- STATED GOAL: Provide a single number: the count of lines containing the string "JSON".

- STORED DATA:

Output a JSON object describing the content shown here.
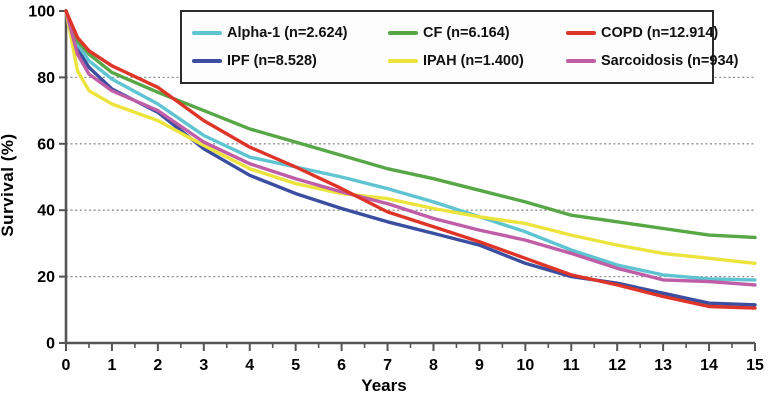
{
  "figure": {
    "xlabel": "Years",
    "ylabel": "Survival (%)"
  },
  "chart_data": {
    "type": "line",
    "title": "",
    "xlabel": "Years",
    "ylabel": "Survival (%)",
    "xlim": [
      0,
      15
    ],
    "ylim": [
      0,
      100
    ],
    "x_ticks": [
      0,
      1,
      2,
      3,
      4,
      5,
      6,
      7,
      8,
      9,
      10,
      11,
      12,
      13,
      14,
      15
    ],
    "y_ticks": [
      0,
      20,
      40,
      60,
      80,
      100
    ],
    "grid": "horizontal dashed gridlines at 20, 40, 60, 80",
    "legend_position": "top-center, 2 rows x 3 columns, boxed",
    "x": [
      0,
      0.25,
      0.5,
      1,
      2,
      3,
      4,
      5,
      6,
      7,
      8,
      9,
      10,
      11,
      12,
      13,
      14,
      15
    ],
    "series": [
      {
        "name": "Alpha-1 (n=2.624)",
        "label": "Alpha-1",
        "n": "2.624",
        "color": "#5fc4d2",
        "values": [
          100,
          90,
          85,
          79.5,
          72,
          62.5,
          56,
          53,
          50,
          46.5,
          42.5,
          38,
          33.5,
          28,
          23.5,
          20.5,
          19.3,
          19
        ]
      },
      {
        "name": "CF (n=6.164)",
        "label": "CF",
        "n": "6.164",
        "color": "#57a747",
        "values": [
          100,
          91,
          87,
          81.5,
          75.5,
          70,
          64.5,
          60.5,
          56.5,
          52.5,
          49.5,
          46,
          42.5,
          38.5,
          36.5,
          34.5,
          32.5,
          31.8
        ]
      },
      {
        "name": "COPD (n=12.914)",
        "label": "COPD",
        "n": "12.914",
        "color": "#df3428",
        "values": [
          100,
          92,
          88,
          83.5,
          77,
          67,
          59,
          53,
          46.5,
          39.5,
          35,
          30.5,
          25.5,
          20.5,
          17.5,
          14,
          11,
          10.5
        ]
      },
      {
        "name": "IPF (n=8.528)",
        "label": "IPF",
        "n": "8.528",
        "color": "#3b4ea0",
        "values": [
          100,
          88.5,
          83,
          76.5,
          69.5,
          58.5,
          50.5,
          45,
          40.5,
          36.5,
          33,
          29.5,
          24,
          20,
          18,
          15,
          12,
          11.5
        ]
      },
      {
        "name": "IPAH (n=1.400)",
        "label": "IPAH",
        "n": "1.400",
        "color": "#ece43c",
        "values": [
          100,
          82,
          76,
          72,
          67,
          59.5,
          52.5,
          48,
          45,
          43.5,
          40.5,
          38,
          36,
          32.5,
          29.5,
          27,
          25.5,
          24
        ]
      },
      {
        "name": "Sarcoidosis (n=934)",
        "label": "Sarcoidosis",
        "n": "934",
        "color": "#bf5da7",
        "values": [
          100,
          87,
          81,
          76,
          70,
          60.5,
          54,
          49.5,
          45.5,
          42,
          37.5,
          34,
          31,
          27,
          22.5,
          19,
          18.5,
          17.5
        ]
      }
    ],
    "colors": {
      "axis": "#555555",
      "grid": "#8f8f8f",
      "text": "#000000",
      "legend_border": "#2b2b2b"
    }
  }
}
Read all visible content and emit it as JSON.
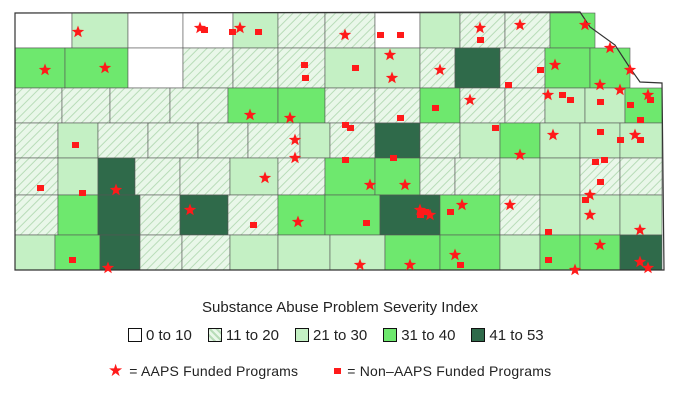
{
  "legend": {
    "title": "Substance Abuse Problem Severity Index",
    "classes": [
      {
        "label": "0 to 10",
        "color": "#ffffff",
        "pattern": "none"
      },
      {
        "label": "11 to 20",
        "color": "#e6f6e6",
        "pattern": "hatch"
      },
      {
        "label": "21 to 30",
        "color": "#c4f0c4",
        "pattern": "none"
      },
      {
        "label": "31 to 40",
        "color": "#6ee86e",
        "pattern": "none"
      },
      {
        "label": "41 to 53",
        "color": "#2f6a4a",
        "pattern": "none"
      }
    ],
    "aaps_symbol_label": "= AAPS Funded Programs",
    "non_aaps_symbol_label": "= Non–AAPS Funded Programs",
    "aaps_icon": "red-star-icon",
    "non_aaps_icon": "red-square-icon",
    "marker_color": "#ff1a1a"
  }
}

- REPLY: 2